EXTRACTED ENTRIES →
------------------------------------------------

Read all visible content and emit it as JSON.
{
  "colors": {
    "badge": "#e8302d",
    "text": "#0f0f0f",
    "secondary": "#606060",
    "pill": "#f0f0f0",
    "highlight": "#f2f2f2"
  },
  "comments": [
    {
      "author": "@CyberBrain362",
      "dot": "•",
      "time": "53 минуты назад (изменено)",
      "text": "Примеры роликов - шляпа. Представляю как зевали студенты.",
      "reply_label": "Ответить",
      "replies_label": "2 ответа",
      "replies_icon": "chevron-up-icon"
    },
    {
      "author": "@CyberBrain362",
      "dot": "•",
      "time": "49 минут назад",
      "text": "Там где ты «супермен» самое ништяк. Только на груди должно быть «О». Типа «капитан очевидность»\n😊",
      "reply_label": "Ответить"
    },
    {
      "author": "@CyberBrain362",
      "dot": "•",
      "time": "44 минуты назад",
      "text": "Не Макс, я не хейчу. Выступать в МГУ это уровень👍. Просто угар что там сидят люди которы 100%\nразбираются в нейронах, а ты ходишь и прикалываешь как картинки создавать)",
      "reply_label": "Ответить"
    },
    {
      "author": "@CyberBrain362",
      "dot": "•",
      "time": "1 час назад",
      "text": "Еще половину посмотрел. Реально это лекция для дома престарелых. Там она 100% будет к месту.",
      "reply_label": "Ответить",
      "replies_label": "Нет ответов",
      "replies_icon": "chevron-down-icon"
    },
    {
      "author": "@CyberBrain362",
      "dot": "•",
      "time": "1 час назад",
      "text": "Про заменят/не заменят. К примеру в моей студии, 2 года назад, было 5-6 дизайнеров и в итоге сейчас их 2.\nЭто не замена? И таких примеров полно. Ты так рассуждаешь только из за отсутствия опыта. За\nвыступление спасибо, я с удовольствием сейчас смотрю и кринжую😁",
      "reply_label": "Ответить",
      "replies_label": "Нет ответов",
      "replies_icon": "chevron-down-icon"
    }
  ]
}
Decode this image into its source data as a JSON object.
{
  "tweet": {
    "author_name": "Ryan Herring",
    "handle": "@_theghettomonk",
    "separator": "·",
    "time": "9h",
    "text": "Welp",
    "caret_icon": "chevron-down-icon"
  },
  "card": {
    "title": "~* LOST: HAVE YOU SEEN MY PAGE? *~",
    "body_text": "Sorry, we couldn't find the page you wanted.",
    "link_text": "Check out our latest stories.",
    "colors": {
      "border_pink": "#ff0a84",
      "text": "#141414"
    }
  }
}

------------------------------------------------

PROBLEM →
Your task is to give the records above again, exactly.

TASK RESULT →
Read all visible content and emit it as JSON.
{
  "colors": {
    "badge": "#e8302d",
    "text": "#0f0f0f",
    "secondary": "#606060",
    "pill": "#f0f0f0",
    "highlight": "#f2f2f2"
  },
  "comments": [
    {
      "author": "@CyberBrain362",
      "dot": "•",
      "time": "53 минуты назад (изменено)",
      "text": "Примеры роликов - шляпа. Представляю как зевали студенты.",
      "reply_label": "Ответить",
      "replies_label": "2 ответа",
      "replies_icon": "chevron-up-icon"
    },
    {
      "author": "@CyberBrain362",
      "dot": "•",
      "time": "49 минут назад",
      "text": "Там где ты «супермен» самое ништяк. Только на груди должно быть «О». Типа «капитан очевидность»\n😊",
      "reply_label": "Ответить"
    },
    {
      "author": "@CyberBrain362",
      "dot": "•",
      "time": "44 минуты назад",
      "text": "Не Макс, я не хейчу. Выступать в МГУ это уровень👍. Просто угар что там сидят люди которы 100%\nразбираются в нейронах, а ты ходишь и прикалываешь как картинки создавать)",
      "reply_label": "Ответить"
    },
    {
      "author": "@CyberBrain362",
      "dot": "•",
      "time": "1 час назад",
      "text": "Еще половину посмотрел. Реально это лекция для дома престарелых. Там она 100% будет к месту.",
      "reply_label": "Ответить",
      "replies_label": "Нет ответов",
      "replies_icon": "chevron-down-icon"
    },
    {
      "author": "@CyberBrain362",
      "dot": "•",
      "time": "1 час назад",
      "text": "Про заменят/не заменят. К примеру в моей студии, 2 года назад, было 5-6 дизайнеров и в итоге сейчас их 2.\nЭто не замена? И таких примеров полно. Ты так рассуждаешь только из за отсутствия опыта. За\nвыступление спасибо, я с удовольствием сейчас смотрю и кринжую😁",
      "reply_label": "Ответить",
      "replies_label": "Нет ответов",
      "replies_icon": "chevron-down-icon"
    }
  ]
}
Decode this image into its source data as a JSON object.
{
  "tweet": {
    "author_name": "Ryan Herring",
    "handle": "@_theghettomonk",
    "separator": "·",
    "time": "9h",
    "text": "Welp",
    "caret_icon": "chevron-down-icon"
  },
  "card": {
    "title": "~* LOST: HAVE YOU SEEN MY PAGE? *~",
    "body_text": "Sorry, we couldn't find the page you wanted.",
    "link_text": "Check out our latest stories.",
    "colors": {
      "border_pink": "#ff0a84",
      "text": "#141414"
    }
  }
}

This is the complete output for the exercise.